Required task:
Please pull out every line that includes the string "исполнения".

Materials provided:
···

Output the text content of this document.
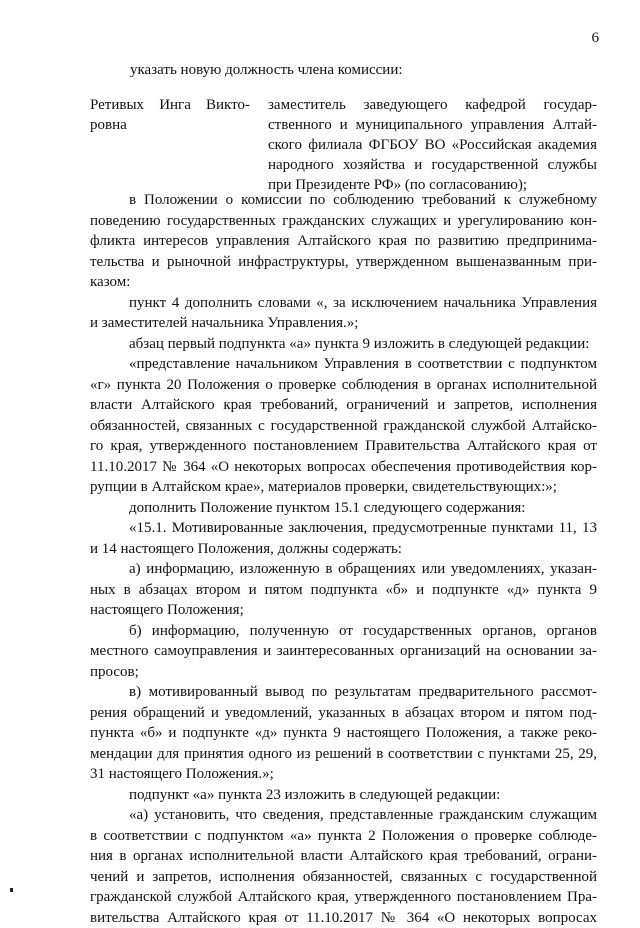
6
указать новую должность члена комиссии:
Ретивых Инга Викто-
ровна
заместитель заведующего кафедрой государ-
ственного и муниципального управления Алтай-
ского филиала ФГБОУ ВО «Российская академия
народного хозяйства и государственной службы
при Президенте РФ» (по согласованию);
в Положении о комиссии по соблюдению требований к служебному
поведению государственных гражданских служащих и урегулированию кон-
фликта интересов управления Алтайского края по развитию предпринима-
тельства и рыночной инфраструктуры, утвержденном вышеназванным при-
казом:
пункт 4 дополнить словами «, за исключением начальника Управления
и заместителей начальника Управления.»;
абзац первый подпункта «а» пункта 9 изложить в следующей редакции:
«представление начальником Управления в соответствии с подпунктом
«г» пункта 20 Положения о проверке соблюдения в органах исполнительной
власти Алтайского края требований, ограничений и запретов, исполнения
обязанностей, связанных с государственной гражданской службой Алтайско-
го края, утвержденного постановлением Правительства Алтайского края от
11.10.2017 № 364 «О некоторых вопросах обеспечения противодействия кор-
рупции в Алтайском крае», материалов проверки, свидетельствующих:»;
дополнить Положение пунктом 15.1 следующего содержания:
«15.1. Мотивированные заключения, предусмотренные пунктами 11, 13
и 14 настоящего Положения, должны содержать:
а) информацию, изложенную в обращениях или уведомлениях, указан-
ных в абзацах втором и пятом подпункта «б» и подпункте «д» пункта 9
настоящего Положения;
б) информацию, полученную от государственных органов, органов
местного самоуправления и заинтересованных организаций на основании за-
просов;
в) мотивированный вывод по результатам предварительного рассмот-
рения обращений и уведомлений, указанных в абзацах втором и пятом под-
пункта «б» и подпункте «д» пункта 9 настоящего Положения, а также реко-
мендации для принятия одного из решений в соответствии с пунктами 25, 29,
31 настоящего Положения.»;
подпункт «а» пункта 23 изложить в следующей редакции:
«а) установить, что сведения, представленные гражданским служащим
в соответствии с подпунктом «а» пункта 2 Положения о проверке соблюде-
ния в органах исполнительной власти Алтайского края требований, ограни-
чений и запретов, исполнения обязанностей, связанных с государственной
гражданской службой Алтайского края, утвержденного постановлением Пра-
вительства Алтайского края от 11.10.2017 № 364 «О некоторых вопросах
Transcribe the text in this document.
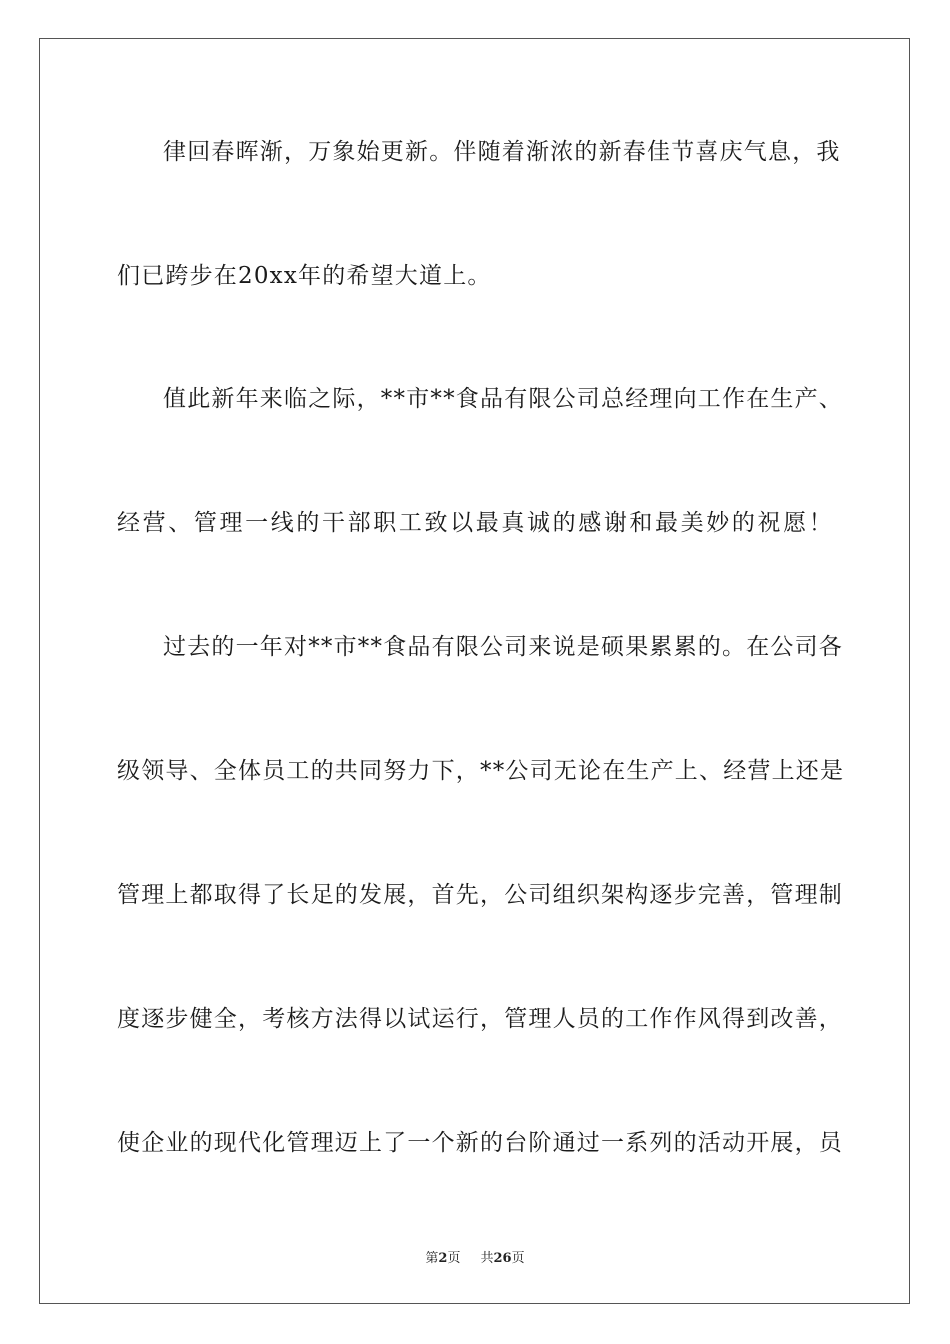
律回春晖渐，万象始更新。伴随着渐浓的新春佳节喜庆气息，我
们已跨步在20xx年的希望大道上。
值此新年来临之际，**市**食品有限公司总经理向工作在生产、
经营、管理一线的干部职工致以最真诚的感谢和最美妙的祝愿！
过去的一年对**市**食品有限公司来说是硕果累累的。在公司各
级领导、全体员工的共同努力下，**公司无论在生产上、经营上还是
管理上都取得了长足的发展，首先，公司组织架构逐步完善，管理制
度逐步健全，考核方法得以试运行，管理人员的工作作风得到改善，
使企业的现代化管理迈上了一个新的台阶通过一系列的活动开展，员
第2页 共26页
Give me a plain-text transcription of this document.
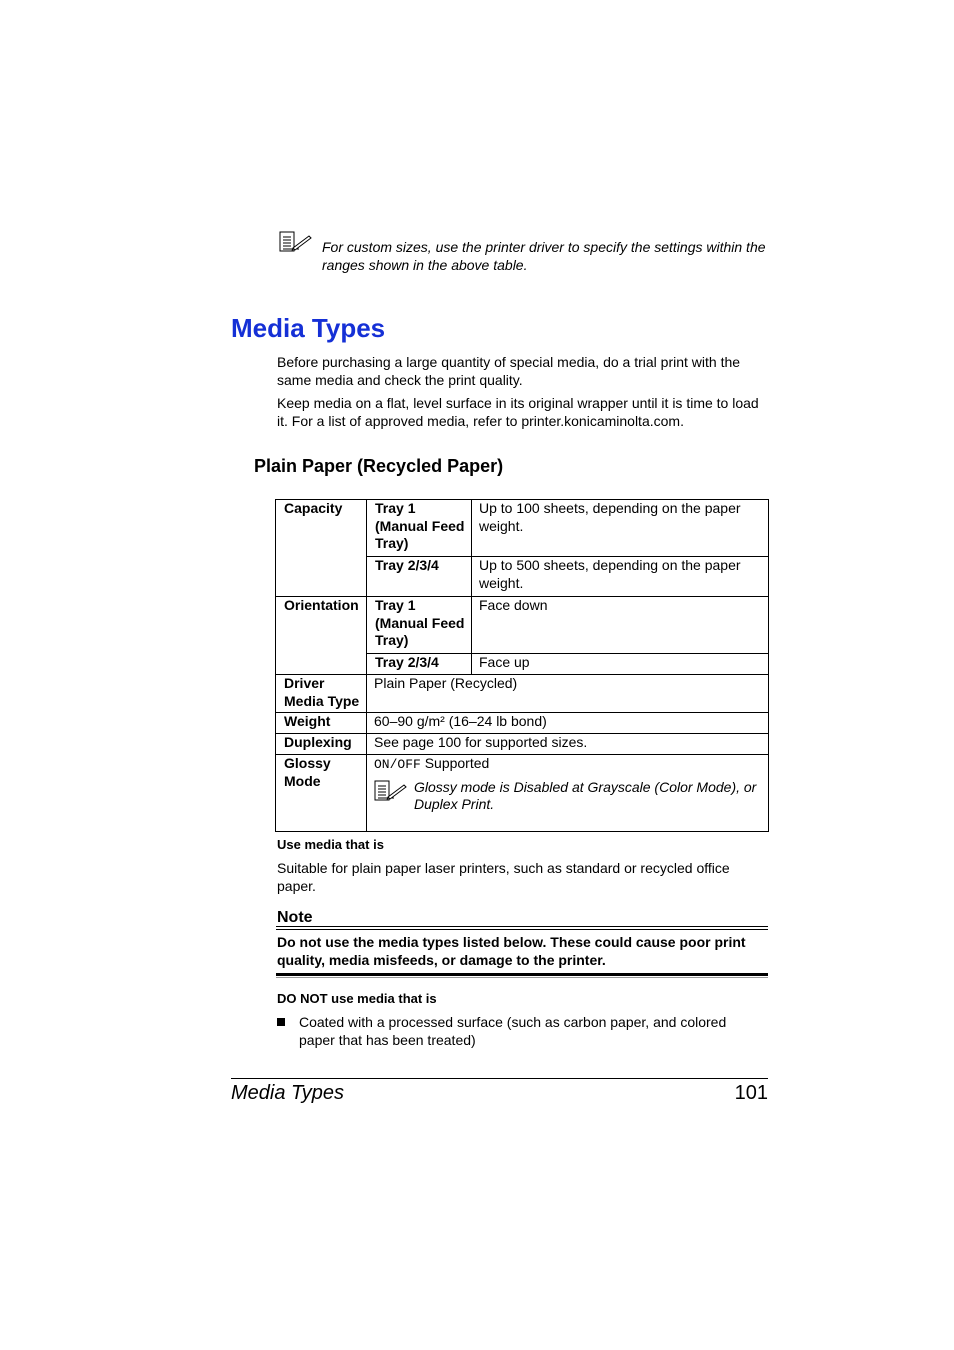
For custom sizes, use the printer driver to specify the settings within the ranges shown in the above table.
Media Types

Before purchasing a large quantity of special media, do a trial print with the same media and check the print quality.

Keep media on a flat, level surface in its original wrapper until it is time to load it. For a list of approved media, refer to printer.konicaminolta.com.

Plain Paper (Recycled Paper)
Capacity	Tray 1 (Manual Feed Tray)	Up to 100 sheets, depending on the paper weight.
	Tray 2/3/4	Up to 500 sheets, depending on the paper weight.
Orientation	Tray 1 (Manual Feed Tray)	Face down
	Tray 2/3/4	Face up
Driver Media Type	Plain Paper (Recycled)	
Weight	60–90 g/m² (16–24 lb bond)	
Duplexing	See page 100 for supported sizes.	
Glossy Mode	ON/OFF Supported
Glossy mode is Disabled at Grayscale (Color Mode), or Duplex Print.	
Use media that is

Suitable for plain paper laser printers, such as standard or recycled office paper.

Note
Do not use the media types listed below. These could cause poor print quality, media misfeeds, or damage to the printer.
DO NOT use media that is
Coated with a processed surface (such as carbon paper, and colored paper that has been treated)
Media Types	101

···

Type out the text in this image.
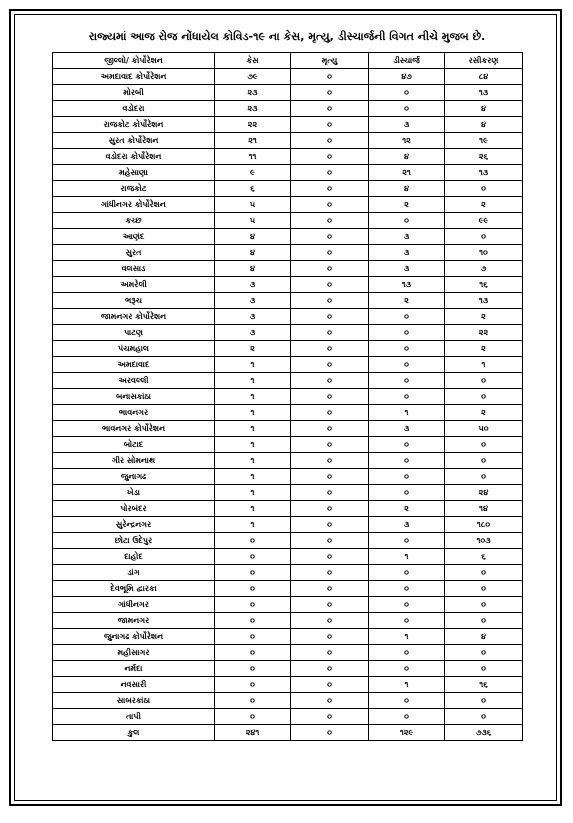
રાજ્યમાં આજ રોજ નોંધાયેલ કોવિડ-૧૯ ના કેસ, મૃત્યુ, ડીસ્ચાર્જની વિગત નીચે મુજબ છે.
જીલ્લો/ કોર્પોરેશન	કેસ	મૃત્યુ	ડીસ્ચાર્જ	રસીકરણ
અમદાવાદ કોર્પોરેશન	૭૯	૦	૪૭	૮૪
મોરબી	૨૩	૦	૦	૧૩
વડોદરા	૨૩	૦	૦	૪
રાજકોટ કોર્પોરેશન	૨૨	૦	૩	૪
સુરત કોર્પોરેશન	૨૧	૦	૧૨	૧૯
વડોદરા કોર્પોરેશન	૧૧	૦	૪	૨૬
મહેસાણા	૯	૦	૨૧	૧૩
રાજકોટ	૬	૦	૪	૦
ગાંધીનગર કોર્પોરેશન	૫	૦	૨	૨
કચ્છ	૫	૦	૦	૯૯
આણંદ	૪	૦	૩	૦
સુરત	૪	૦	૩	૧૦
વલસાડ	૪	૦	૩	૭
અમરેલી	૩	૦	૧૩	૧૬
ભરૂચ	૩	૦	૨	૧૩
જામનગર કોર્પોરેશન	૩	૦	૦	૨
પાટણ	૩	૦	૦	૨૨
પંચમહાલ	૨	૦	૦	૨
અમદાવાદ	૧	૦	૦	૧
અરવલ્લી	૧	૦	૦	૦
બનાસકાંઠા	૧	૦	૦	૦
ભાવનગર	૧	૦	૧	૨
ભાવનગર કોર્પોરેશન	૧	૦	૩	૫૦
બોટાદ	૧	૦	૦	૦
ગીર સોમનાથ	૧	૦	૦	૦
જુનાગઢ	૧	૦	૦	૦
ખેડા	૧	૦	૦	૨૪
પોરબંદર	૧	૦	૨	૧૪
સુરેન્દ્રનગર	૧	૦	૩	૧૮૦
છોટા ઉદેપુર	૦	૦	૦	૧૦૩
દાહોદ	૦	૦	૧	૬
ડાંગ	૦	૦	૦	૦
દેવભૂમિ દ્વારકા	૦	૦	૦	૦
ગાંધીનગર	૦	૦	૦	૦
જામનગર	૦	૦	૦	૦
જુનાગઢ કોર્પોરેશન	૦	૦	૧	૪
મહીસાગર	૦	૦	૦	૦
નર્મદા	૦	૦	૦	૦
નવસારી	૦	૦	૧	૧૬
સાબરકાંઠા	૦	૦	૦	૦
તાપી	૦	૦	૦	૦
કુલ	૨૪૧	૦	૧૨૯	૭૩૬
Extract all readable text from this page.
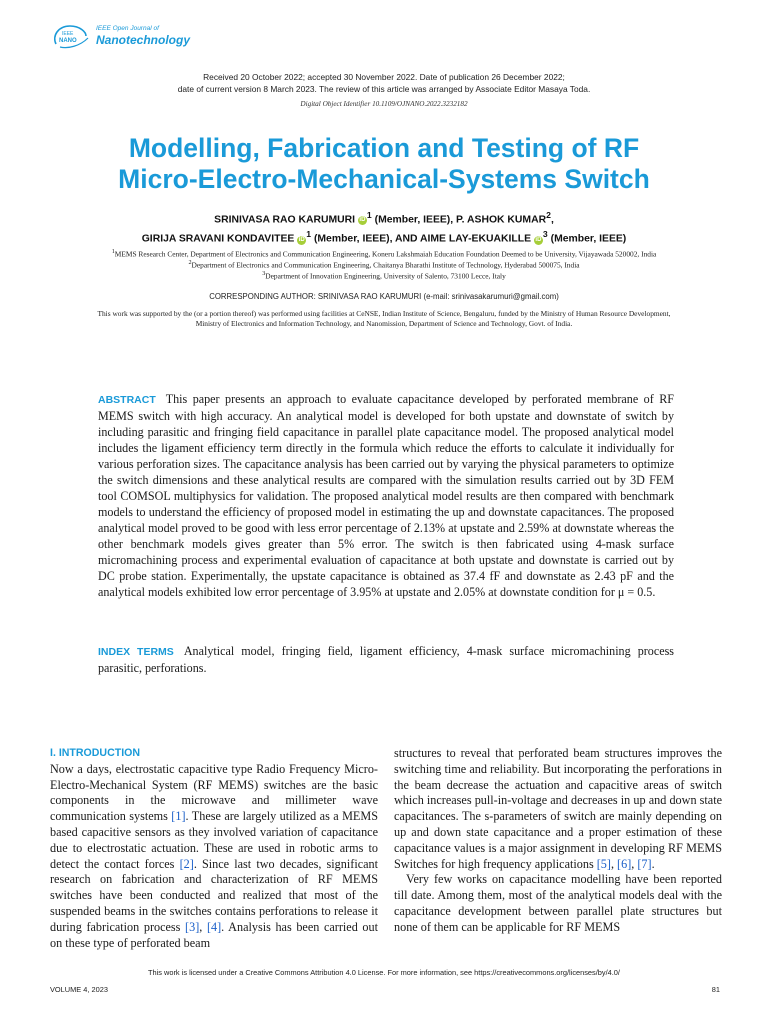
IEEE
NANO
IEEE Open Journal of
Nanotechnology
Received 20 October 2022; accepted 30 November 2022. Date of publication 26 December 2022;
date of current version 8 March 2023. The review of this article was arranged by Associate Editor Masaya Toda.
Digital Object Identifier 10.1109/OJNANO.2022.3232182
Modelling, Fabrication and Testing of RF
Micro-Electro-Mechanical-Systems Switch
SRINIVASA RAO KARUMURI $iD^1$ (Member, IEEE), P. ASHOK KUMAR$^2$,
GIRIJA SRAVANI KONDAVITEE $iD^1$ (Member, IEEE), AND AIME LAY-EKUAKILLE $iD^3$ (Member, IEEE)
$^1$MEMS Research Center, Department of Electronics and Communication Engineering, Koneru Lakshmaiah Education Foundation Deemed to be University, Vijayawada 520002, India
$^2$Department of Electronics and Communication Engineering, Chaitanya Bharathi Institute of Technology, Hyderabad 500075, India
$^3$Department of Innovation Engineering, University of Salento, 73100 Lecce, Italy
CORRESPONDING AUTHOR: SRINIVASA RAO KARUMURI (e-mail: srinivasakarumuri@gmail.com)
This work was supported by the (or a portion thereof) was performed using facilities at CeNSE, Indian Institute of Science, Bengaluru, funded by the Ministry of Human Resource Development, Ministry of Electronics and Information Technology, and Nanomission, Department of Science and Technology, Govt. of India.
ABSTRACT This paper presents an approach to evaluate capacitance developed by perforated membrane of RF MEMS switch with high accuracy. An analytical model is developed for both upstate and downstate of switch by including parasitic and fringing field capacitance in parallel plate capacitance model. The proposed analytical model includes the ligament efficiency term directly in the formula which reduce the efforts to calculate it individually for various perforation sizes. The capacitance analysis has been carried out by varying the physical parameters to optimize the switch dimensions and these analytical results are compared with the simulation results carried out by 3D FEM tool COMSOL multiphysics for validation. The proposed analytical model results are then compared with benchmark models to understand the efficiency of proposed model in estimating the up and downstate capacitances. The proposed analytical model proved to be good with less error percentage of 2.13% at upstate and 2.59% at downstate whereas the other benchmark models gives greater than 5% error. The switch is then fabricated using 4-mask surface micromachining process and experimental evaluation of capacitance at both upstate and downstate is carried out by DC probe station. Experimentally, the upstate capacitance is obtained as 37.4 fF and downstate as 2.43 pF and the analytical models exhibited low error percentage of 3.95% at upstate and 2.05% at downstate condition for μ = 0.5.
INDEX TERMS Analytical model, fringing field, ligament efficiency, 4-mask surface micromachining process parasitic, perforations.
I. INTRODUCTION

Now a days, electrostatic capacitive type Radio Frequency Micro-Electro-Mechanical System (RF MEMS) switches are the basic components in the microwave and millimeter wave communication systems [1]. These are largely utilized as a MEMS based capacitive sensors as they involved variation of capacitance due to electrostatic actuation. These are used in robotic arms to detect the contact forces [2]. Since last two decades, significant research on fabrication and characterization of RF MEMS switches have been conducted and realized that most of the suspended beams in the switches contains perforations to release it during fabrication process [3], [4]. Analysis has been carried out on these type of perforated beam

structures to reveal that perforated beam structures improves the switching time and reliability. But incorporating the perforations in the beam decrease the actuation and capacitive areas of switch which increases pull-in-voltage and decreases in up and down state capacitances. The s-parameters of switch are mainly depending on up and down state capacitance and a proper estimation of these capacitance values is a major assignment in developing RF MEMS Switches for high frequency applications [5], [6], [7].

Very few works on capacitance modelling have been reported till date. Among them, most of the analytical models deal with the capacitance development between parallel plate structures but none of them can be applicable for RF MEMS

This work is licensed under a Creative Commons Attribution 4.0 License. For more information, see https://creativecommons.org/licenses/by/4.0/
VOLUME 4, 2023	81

···

Reply to the exercise:
власти Алтайского края требований, ограничений и запретов, исполнения
чений и запретов, исполнения обязанностей, связанных с государственной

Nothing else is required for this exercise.